WORK TO COMPLETE = Locate the word "Pronto" in the material, then show every line that holds it.

RECORDS SHOWN =
[START]
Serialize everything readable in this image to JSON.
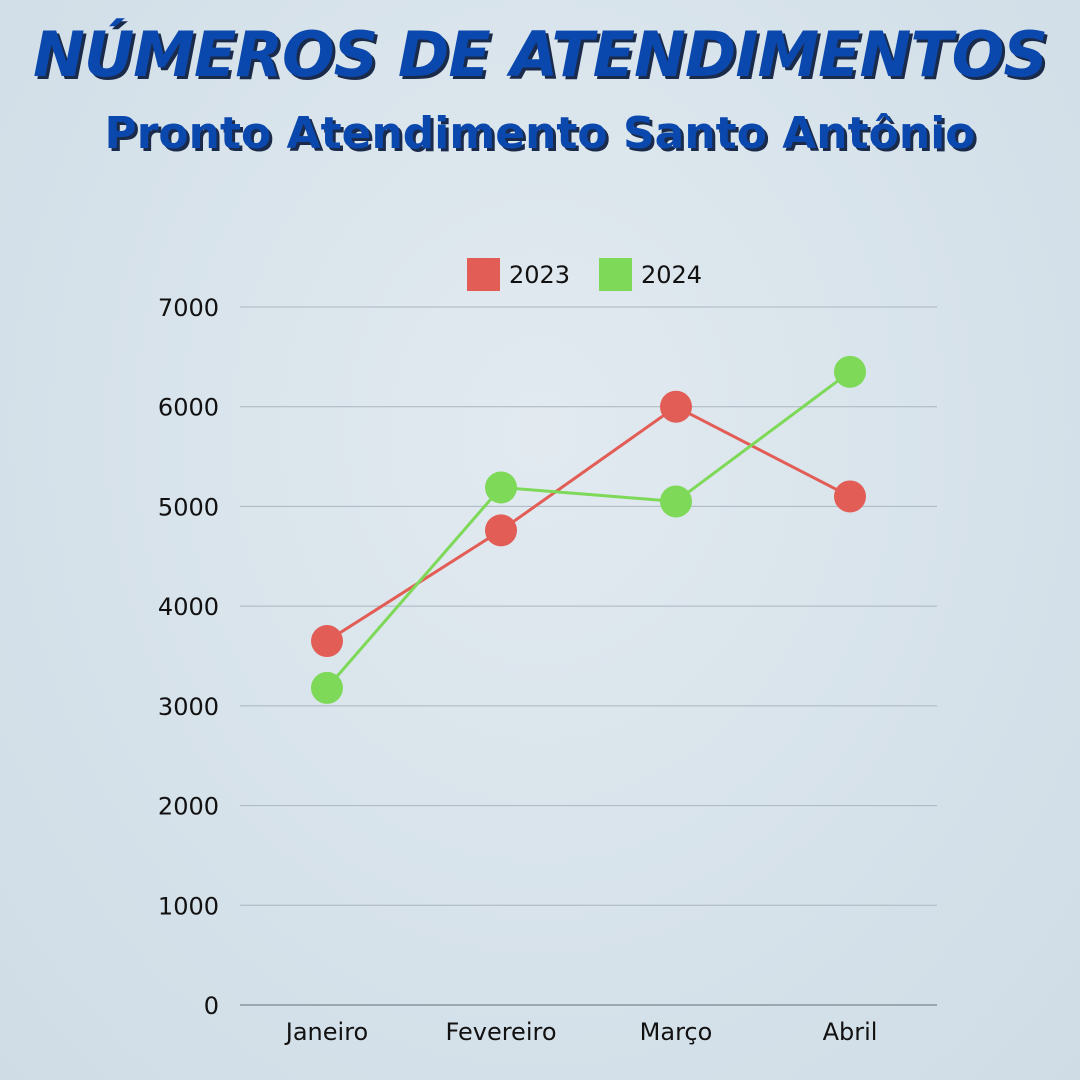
{
  "header": {
    "title": "NÚMEROS DE ATENDIMENTOS",
    "subtitle": "Pronto Atendimento Santo Antônio"
  },
  "chart_data": {
    "type": "line",
    "title": "NÚMEROS DE ATENDIMENTOS",
    "subtitle": "Pronto Atendimento Santo Antônio",
    "xlabel": "",
    "ylabel": "",
    "categories": [
      "Janeiro",
      "Fevereiro",
      "Março",
      "Abril"
    ],
    "series": [
      {
        "name": "2023",
        "color": "#e35d57",
        "values": [
          3650,
          4760,
          6000,
          5100
        ]
      },
      {
        "name": "2024",
        "color": "#7dd957",
        "values": [
          3180,
          5190,
          5050,
          6350
        ]
      }
    ],
    "ylim": [
      0,
      7000
    ],
    "yticks": [
      "0",
      "1000",
      "2000",
      "3000",
      "4000",
      "5000",
      "6000",
      "7000"
    ],
    "grid": true,
    "legend": "top-center"
  }
}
[END]
ANSWER TO THIS EXERCISE =
    "subtitle": "Pronto Atendimento Santo Antônio"
    "subtitle": "Pronto Atendimento Santo Antônio",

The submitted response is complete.